Locate the word "Bewertet" in the entries below, then gather every line that holds it.
**** RECORDS SUPPLIED ****
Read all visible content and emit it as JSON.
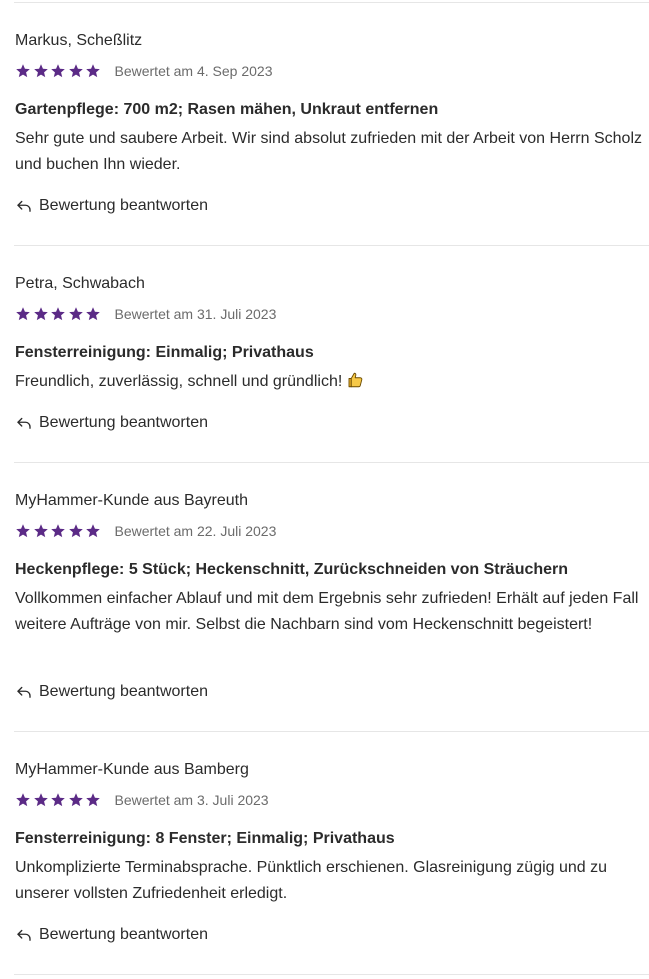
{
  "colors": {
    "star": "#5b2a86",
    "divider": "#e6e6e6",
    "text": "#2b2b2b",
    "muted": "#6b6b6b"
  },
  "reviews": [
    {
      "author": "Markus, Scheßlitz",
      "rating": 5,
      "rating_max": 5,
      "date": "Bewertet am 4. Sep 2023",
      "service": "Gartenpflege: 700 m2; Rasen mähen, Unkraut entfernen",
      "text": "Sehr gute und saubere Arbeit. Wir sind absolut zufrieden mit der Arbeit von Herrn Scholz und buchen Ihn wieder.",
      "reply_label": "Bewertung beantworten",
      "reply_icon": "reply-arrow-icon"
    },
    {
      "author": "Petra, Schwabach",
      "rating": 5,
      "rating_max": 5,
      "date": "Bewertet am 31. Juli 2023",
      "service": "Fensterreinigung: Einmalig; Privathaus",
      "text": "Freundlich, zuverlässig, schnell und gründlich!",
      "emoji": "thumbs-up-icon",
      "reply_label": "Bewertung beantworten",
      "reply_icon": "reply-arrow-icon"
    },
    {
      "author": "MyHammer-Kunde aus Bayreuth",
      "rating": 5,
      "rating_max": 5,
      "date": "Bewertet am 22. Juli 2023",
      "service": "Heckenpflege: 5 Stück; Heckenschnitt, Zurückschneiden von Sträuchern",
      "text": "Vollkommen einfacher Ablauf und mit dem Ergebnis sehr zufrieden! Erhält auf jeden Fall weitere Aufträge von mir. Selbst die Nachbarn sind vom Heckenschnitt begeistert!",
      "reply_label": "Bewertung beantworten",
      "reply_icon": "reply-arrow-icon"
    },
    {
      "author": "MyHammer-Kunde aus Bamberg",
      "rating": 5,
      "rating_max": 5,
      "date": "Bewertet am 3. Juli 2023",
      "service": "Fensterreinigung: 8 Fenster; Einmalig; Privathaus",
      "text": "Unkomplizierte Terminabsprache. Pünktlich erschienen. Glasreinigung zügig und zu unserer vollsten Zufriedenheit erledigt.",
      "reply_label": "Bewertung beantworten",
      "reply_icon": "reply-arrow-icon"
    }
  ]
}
****
**** RECORDS SUPPLIED ****
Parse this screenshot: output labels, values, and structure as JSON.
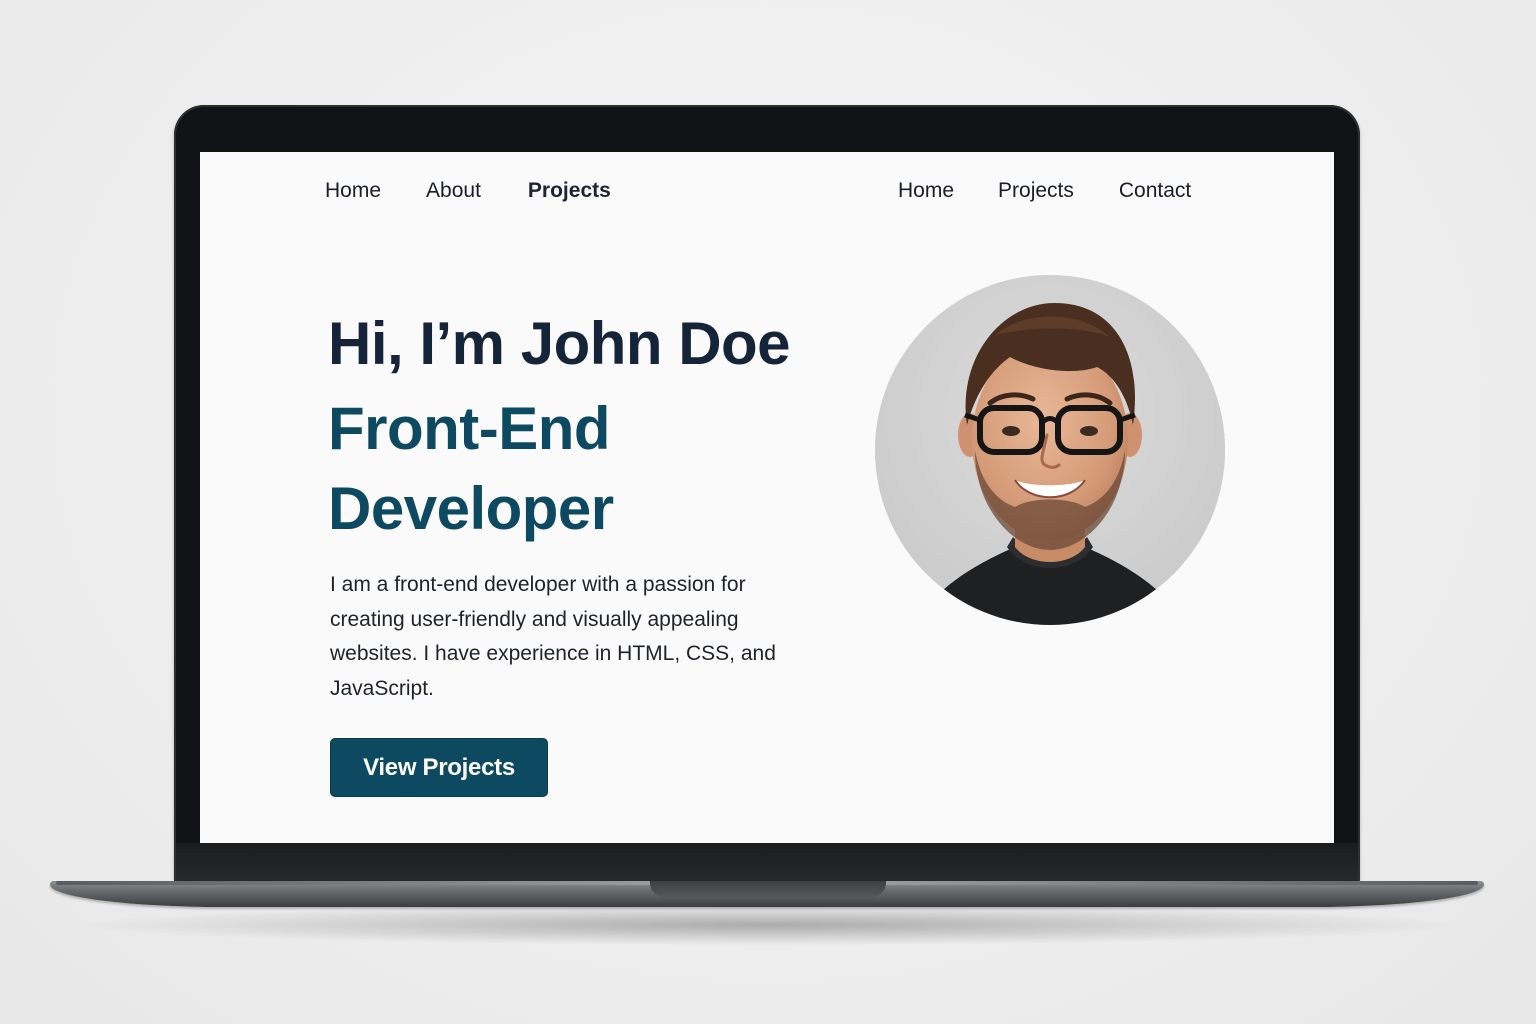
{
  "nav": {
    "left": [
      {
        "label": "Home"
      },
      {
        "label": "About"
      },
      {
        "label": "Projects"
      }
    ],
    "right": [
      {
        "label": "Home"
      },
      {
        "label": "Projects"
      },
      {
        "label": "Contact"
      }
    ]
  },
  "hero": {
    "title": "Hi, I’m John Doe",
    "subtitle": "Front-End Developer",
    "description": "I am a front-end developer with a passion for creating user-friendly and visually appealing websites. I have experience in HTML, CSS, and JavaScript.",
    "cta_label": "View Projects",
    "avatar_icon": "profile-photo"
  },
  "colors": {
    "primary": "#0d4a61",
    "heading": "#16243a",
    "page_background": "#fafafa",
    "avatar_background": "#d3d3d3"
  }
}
****
RIGHT ANSWER -
      "date": "Bewertet am 4. Sep 2023",
      "date": "Bewertet am 31. Juli 2023",
      "date": "Bewertet am 22. Juli 2023",
      "date": "Bewertet am 3. Juli 2023",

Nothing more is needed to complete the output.